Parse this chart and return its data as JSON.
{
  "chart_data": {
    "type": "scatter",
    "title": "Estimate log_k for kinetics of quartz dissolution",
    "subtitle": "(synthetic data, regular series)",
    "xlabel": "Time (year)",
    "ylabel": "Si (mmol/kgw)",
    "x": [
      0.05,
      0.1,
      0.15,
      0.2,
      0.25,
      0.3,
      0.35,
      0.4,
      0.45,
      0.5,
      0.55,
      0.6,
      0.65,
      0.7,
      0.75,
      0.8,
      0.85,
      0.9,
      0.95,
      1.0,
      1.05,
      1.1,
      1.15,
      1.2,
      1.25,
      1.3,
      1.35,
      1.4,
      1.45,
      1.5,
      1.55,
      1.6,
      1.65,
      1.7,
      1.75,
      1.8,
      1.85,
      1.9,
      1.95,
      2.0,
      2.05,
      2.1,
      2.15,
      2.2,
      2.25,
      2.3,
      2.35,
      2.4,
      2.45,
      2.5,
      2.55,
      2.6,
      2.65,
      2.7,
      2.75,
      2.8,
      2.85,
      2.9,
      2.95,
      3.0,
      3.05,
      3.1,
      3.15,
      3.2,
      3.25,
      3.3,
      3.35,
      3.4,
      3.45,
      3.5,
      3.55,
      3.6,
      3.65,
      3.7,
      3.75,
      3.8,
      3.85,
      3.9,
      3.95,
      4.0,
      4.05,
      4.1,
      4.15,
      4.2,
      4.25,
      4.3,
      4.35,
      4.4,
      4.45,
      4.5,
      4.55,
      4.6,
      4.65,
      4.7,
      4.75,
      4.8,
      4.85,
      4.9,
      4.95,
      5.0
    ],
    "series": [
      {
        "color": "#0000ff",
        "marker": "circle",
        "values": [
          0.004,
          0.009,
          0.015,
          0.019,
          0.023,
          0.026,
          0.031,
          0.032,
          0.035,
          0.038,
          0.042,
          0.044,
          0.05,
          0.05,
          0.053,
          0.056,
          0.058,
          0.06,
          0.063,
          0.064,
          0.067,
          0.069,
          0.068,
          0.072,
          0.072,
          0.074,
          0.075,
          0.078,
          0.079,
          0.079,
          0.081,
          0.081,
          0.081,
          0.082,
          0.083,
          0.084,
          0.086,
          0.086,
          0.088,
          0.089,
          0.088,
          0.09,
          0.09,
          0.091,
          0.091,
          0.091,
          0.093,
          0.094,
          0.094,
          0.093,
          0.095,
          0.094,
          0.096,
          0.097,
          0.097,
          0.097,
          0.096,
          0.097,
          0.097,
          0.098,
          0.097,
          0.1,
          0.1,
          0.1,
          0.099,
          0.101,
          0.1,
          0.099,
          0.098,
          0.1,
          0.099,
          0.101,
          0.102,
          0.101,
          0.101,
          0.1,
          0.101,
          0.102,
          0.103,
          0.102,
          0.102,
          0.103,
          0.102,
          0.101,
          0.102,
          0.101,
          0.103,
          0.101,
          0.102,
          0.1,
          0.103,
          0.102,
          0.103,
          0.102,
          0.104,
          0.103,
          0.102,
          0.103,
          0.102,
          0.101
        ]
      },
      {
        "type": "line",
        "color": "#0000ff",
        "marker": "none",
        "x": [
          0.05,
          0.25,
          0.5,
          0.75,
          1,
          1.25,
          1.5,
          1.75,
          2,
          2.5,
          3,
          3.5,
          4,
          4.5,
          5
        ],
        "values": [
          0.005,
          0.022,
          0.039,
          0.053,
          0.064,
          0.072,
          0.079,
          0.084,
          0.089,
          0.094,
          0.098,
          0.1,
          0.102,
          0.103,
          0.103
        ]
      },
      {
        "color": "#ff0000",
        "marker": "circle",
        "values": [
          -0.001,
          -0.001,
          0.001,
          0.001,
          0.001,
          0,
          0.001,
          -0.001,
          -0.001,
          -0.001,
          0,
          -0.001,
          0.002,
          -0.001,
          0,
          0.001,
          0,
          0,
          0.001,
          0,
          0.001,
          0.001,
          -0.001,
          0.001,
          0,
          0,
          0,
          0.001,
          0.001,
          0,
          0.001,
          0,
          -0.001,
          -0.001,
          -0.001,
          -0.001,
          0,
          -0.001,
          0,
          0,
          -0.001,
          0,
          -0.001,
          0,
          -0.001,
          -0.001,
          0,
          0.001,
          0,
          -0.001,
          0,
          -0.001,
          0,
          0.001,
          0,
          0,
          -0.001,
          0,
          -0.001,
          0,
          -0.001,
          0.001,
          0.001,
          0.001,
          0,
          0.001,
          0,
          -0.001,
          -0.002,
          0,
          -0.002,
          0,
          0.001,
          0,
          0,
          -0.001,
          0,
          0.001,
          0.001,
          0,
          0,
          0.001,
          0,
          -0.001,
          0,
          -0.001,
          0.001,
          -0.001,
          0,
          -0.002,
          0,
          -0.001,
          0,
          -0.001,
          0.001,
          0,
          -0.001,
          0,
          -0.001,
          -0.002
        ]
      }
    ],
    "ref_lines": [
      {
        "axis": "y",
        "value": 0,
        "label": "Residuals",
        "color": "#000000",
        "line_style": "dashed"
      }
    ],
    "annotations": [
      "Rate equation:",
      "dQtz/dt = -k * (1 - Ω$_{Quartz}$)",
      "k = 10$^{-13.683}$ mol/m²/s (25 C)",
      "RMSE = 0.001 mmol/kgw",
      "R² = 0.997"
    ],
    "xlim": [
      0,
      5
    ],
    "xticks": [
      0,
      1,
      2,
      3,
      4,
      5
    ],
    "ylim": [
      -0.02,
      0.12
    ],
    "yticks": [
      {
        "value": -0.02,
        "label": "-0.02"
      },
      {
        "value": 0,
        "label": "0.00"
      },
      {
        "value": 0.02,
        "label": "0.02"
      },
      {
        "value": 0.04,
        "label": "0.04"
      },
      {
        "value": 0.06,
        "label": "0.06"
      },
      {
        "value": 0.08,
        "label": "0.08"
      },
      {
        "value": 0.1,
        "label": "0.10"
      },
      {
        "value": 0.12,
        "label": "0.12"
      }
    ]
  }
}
━━━━━━
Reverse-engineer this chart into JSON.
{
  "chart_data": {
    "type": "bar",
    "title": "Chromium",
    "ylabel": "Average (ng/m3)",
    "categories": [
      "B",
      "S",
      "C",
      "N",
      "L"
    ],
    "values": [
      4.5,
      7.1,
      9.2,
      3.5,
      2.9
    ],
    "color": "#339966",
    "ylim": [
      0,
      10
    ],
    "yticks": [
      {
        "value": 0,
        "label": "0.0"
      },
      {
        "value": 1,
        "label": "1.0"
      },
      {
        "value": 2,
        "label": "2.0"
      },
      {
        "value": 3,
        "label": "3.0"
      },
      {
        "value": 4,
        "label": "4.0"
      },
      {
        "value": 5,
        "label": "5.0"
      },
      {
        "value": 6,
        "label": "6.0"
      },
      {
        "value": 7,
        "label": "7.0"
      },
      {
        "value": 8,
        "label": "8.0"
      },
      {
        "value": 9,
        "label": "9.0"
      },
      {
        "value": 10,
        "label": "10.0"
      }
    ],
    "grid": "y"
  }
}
━━━━━━
Request - Write only the number of lines that include "JSON".

The solution - 2